-- Problem description --
Without including any pictures, write out all the entries exactly.

-- Data for the task --
· · · · ·

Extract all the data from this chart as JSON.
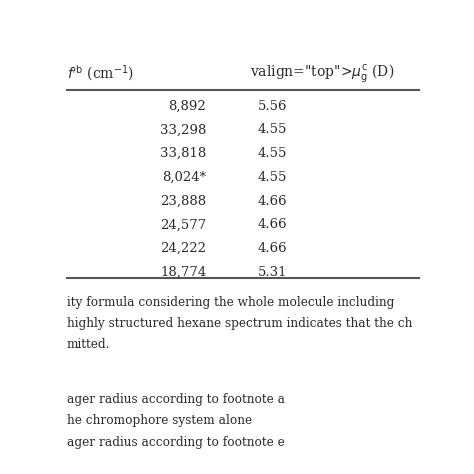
{
  "col1_values": [
    "8,892",
    "33,298",
    "33,818",
    "8,024*",
    "23,888",
    "24,577",
    "24,222",
    "18,774"
  ],
  "col2_values": [
    "5.56",
    "4.55",
    "4.55",
    "4.55",
    "4.66",
    "4.66",
    "4.66",
    "5.31"
  ],
  "footnote_lines": [
    "ity formula considering the whole molecule including",
    "highly structured hexane spectrum indicates that the ch",
    "mitted.",
    "",
    "ager radius according to footnote a",
    "he chromophore system alone",
    "ager radius according to footnote e"
  ],
  "bg_color": "#ffffff",
  "text_color": "#2b2b2b",
  "line_color": "#555555",
  "font_size": 9.5,
  "header_font_size": 10.0
}
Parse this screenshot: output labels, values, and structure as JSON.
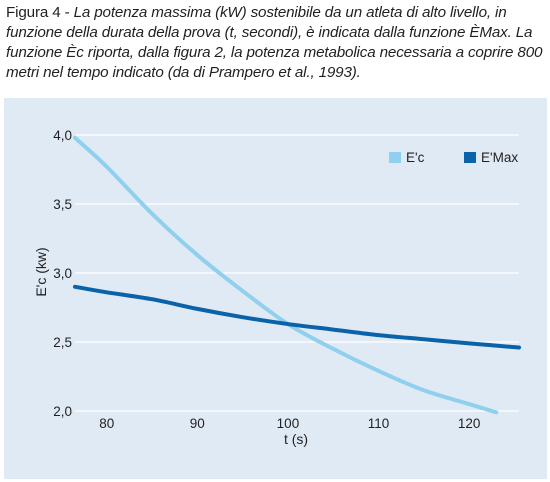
{
  "caption": {
    "label": "Figura 4 - ",
    "body": "La potenza massima (kW) sostenibile da un atleta di alto livello, in funzione della durata della prova (t, secondi), è indicata dalla funzione ÈMax. La funzione Èc riporta, dalla figura 2, la potenza metabolica necessaria a coprire 800 metri nel tempo indicato (da di Prampero et al., 1993)."
  },
  "chart_data": {
    "type": "line",
    "title": "",
    "xlabel": "t (s)",
    "ylabel": "E'c (kw)",
    "xlim": [
      76.5,
      125.5
    ],
    "ylim": [
      2.0,
      4.0
    ],
    "x_ticks": [
      80,
      90,
      100,
      110,
      120
    ],
    "x_tick_labels": [
      "80",
      "90",
      "100",
      "110",
      "120"
    ],
    "y_ticks": [
      2.0,
      2.5,
      3.0,
      3.5,
      4.0
    ],
    "y_tick_labels": [
      "2,0",
      "2,5",
      "3,0",
      "3,5",
      "4,0"
    ],
    "grid": "horizontal",
    "legend_position": "top-right",
    "series": [
      {
        "name": "E'c",
        "color": "#8fd0ee",
        "x": [
          76.5,
          80,
          85,
          90,
          95,
          100,
          105,
          110,
          115,
          120,
          123
        ],
        "y": [
          3.98,
          3.77,
          3.43,
          3.13,
          2.87,
          2.63,
          2.45,
          2.29,
          2.15,
          2.05,
          1.99
        ]
      },
      {
        "name": "E'Max",
        "color": "#0a62a9",
        "x": [
          76.5,
          80,
          85,
          90,
          95,
          100,
          105,
          110,
          115,
          120,
          125.5
        ],
        "y": [
          2.9,
          2.86,
          2.81,
          2.74,
          2.68,
          2.63,
          2.59,
          2.55,
          2.52,
          2.49,
          2.46
        ]
      }
    ]
  }
}
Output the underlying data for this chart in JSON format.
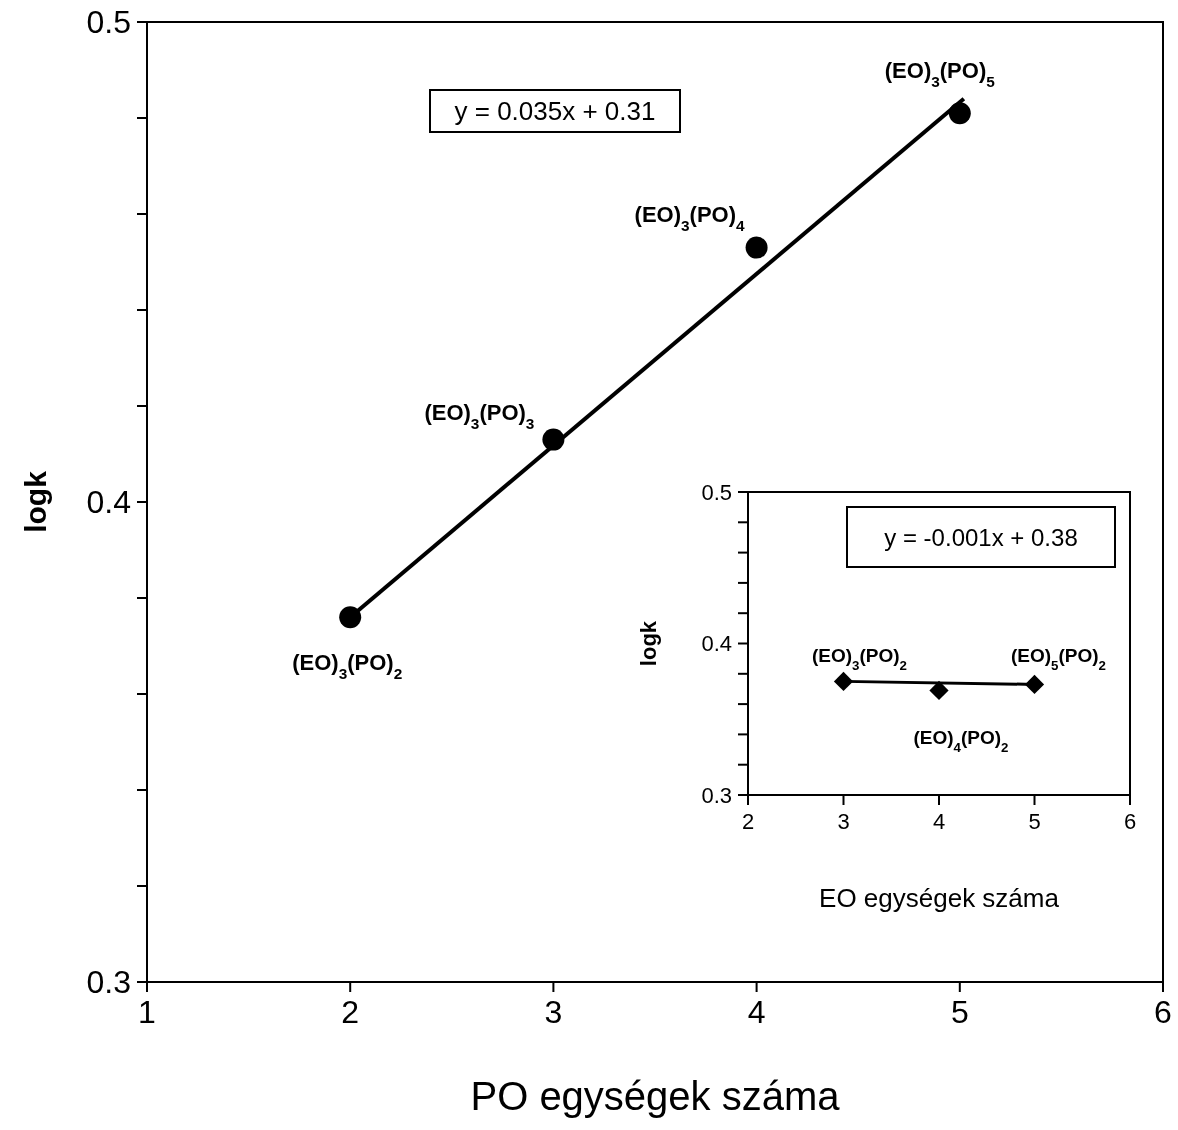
{
  "chart_data": [
    {
      "type": "scatter",
      "xlabel": "PO egységek száma",
      "ylabel": "logk",
      "xlim": [
        1,
        6
      ],
      "ylim": [
        0.3,
        0.5
      ],
      "xticks": [
        1,
        2,
        3,
        4,
        5,
        6
      ],
      "yticks": [
        0.3,
        {
          "value": 0.32,
          "label": null
        },
        {
          "value": 0.34,
          "label": null
        },
        {
          "value": 0.36,
          "label": null
        },
        {
          "value": 0.38,
          "label": null
        },
        0.4,
        {
          "value": 0.42,
          "label": null
        },
        {
          "value": 0.44,
          "label": null
        },
        {
          "value": 0.46,
          "label": null
        },
        {
          "value": 0.48,
          "label": null
        },
        0.5
      ],
      "series": [
        {
          "type": "scatter",
          "color": "#000000",
          "marker": "circle",
          "x": [
            2,
            3,
            4,
            5
          ],
          "values": [
            0.376,
            0.413,
            0.453,
            0.481
          ]
        },
        {
          "type": "line",
          "color": "#000000",
          "marker": "none",
          "line_style": "solid",
          "x": [
            2,
            5.02
          ],
          "values": [
            0.376,
            0.484
          ]
        }
      ],
      "annotations": [
        "y = 0.035x + 0.31",
        {
          "text": "(EO)$_{3}$(PO)$_{2}$",
          "x": 2,
          "y": 0.376
        },
        {
          "text": "(EO)$_{3}$(PO)$_{3}$",
          "x": 3,
          "y": 0.413
        },
        {
          "text": "(EO)$_{3}$(PO)$_{4}$",
          "x": 4,
          "y": 0.453
        },
        {
          "text": "(EO)$_{3}$(PO)$_{5}$",
          "x": 5,
          "y": 0.481
        }
      ]
    },
    {
      "type": "scatter",
      "xlabel": "EO egységek száma",
      "ylabel": "logk",
      "xlim": [
        2,
        6
      ],
      "ylim": [
        0.3,
        0.5
      ],
      "xticks": [
        2,
        3,
        4,
        5,
        6
      ],
      "yticks": [
        0.3,
        {
          "value": 0.32,
          "label": null
        },
        {
          "value": 0.34,
          "label": null
        },
        {
          "value": 0.36,
          "label": null
        },
        {
          "value": 0.38,
          "label": null
        },
        0.4,
        {
          "value": 0.42,
          "label": null
        },
        {
          "value": 0.44,
          "label": null
        },
        {
          "value": 0.46,
          "label": null
        },
        {
          "value": 0.48,
          "label": null
        },
        0.5
      ],
      "series": [
        {
          "type": "scatter",
          "color": "#000000",
          "marker": "diamond",
          "x": [
            3,
            4,
            5
          ],
          "values": [
            0.375,
            0.369,
            0.373
          ]
        },
        {
          "type": "line",
          "color": "#000000",
          "marker": "none",
          "line_style": "solid",
          "x": [
            3,
            5
          ],
          "values": [
            0.375,
            0.373
          ]
        }
      ],
      "annotations": [
        "y = -0.001x + 0.38",
        {
          "text": "(EO)$_{3}$(PO)$_{2}$",
          "x": 3,
          "y": 0.375
        },
        {
          "text": "(EO)$_{4}$(PO)$_{2}$",
          "x": 4,
          "y": 0.369
        },
        {
          "text": "(EO)$_{5}$(PO)$_{2}$",
          "x": 5,
          "y": 0.373
        }
      ]
    }
  ]
}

· · · · ·

-- Answer in full --
Extract all the data from this chart as JSON.
{
  "col1_values": [
    "8,892",
    "33,298",
    "33,818",
    "8,024*",
    "23,888",
    "24,577",
    "24,222",
    "18,774"
  ],
  "col2_values": [
    "5.56",
    "4.55",
    "4.55",
    "4.55",
    "4.66",
    "4.66",
    "4.66",
    "5.31"
  ],
  "footnote_lines": [
    "ity formula considering the whole molecule including",
    "highly structured hexane spectrum indicates that the ch",
    "mitted.",
    "",
    "ager radius according to footnote a",
    "he chromophore system alone",
    "ager radius according to footnote e"
  ],
  "bg_color": "#ffffff",
  "text_color": "#2b2b2b",
  "line_color": "#555555",
  "font_size": 9.5,
  "header_font_size": 10.0
}
Parse this screenshot: output labels, values, and structure as JSON.
{
  "caption": {
    "label": "Figura 4 - ",
    "body": "La potenza massima (kW) sostenibile da un atleta di alto livello, in funzione della durata della prova (t, secondi), è indicata dalla funzione ÈMax. La funzione Èc riporta, dalla figura 2, la potenza metabolica necessaria a coprire 800 metri nel tempo indicato (da di Prampero et al., 1993)."
  },
  "chart_data": {
    "type": "line",
    "title": "",
    "xlabel": "t (s)",
    "ylabel": "E'c (kw)",
    "xlim": [
      76.5,
      125.5
    ],
    "ylim": [
      2.0,
      4.0
    ],
    "x_ticks": [
      80,
      90,
      100,
      110,
      120
    ],
    "x_tick_labels": [
      "80",
      "90",
      "100",
      "110",
      "120"
    ],
    "y_ticks": [
      2.0,
      2.5,
      3.0,
      3.5,
      4.0
    ],
    "y_tick_labels": [
      "2,0",
      "2,5",
      "3,0",
      "3,5",
      "4,0"
    ],
    "grid": "horizontal",
    "legend_position": "top-right",
    "series": [
      {
        "name": "E'c",
        "color": "#8fd0ee",
        "x": [
          76.5,
          80,
          85,
          90,
          95,
          100,
          105,
          110,
          115,
          120,
          123
        ],
        "y": [
          3.98,
          3.77,
          3.43,
          3.13,
          2.87,
          2.63,
          2.45,
          2.29,
          2.15,
          2.05,
          1.99
        ]
      },
      {
        "name": "E'Max",
        "color": "#0a62a9",
        "x": [
          76.5,
          80,
          85,
          90,
          95,
          100,
          105,
          110,
          115,
          120,
          125.5
        ],
        "y": [
          2.9,
          2.86,
          2.81,
          2.74,
          2.68,
          2.63,
          2.59,
          2.55,
          2.52,
          2.49,
          2.46
        ]
      }
    ]
  }
}
Output the underlying data for this chart in JSON format.
{
  "chart_data": [
    {
      "type": "scatter",
      "xlabel": "PO egységek száma",
      "ylabel": "logk",
      "xlim": [
        1,
        6
      ],
      "ylim": [
        0.3,
        0.5
      ],
      "xticks": [
        1,
        2,
        3,
        4,
        5,
        6
      ],
      "yticks": [
        0.3,
        {
          "value": 0.32,
          "label": null
        },
        {
          "value": 0.34,
          "label": null
        },
        {
          "value": 0.36,
          "label": null
        },
        {
          "value": 0.38,
          "label": null
        },
        0.4,
        {
          "value": 0.42,
          "label": null
        },
        {
          "value": 0.44,
          "label": null
        },
        {
          "value": 0.46,
          "label": null
        },
        {
          "value": 0.48,
          "label": null
        },
        0.5
      ],
      "series": [
        {
          "type": "scatter",
          "color": "#000000",
          "marker": "circle",
          "x": [
            2,
            3,
            4,
            5
          ],
          "values": [
            0.376,
            0.413,
            0.453,
            0.481
          ]
        },
        {
          "type": "line",
          "color": "#000000",
          "marker": "none",
          "line_style": "solid",
          "x": [
            2,
            5.02
          ],
          "values": [
            0.376,
            0.484
          ]
        }
      ],
      "annotations": [
        "y = 0.035x + 0.31",
        {
          "text": "(EO)$_{3}$(PO)$_{2}$",
          "x": 2,
          "y": 0.376
        },
        {
          "text": "(EO)$_{3}$(PO)$_{3}$",
          "x": 3,
          "y": 0.413
        },
        {
          "text": "(EO)$_{3}$(PO)$_{4}$",
          "x": 4,
          "y": 0.453
        },
        {
          "text": "(EO)$_{3}$(PO)$_{5}$",
          "x": 5,
          "y": 0.481
        }
      ]
    },
    {
      "type": "scatter",
      "xlabel": "EO egységek száma",
      "ylabel": "logk",
      "xlim": [
        2,
        6
      ],
      "ylim": [
        0.3,
        0.5
      ],
      "xticks": [
        2,
        3,
        4,
        5,
        6
      ],
      "yticks": [
        0.3,
        {
          "value": 0.32,
          "label": null
        },
        {
          "value": 0.34,
          "label": null
        },
        {
          "value": 0.36,
          "label": null
        },
        {
          "value": 0.38,
          "label": null
        },
        0.4,
        {
          "value": 0.42,
          "label": null
        },
        {
          "value": 0.44,
          "label": null
        },
        {
          "value": 0.46,
          "label": null
        },
        {
          "value": 0.48,
          "label": null
        },
        0.5
      ],
      "series": [
        {
          "type": "scatter",
          "color": "#000000",
          "marker": "diamond",
          "x": [
            3,
            4,
            5
          ],
          "values": [
            0.375,
            0.369,
            0.373
          ]
        },
        {
          "type": "line",
          "color": "#000000",
          "marker": "none",
          "line_style": "solid",
          "x": [
            3,
            5
          ],
          "values": [
            0.375,
            0.373
          ]
        }
      ],
      "annotations": [
        "y = -0.001x + 0.38",
        {
          "text": "(EO)$_{3}$(PO)$_{2}$",
          "x": 3,
          "y": 0.375
        },
        {
          "text": "(EO)$_{4}$(PO)$_{2}$",
          "x": 4,
          "y": 0.369
        },
        {
          "text": "(EO)$_{5}$(PO)$_{2}$",
          "x": 5,
          "y": 0.373
        }
      ]
    }
  ]
}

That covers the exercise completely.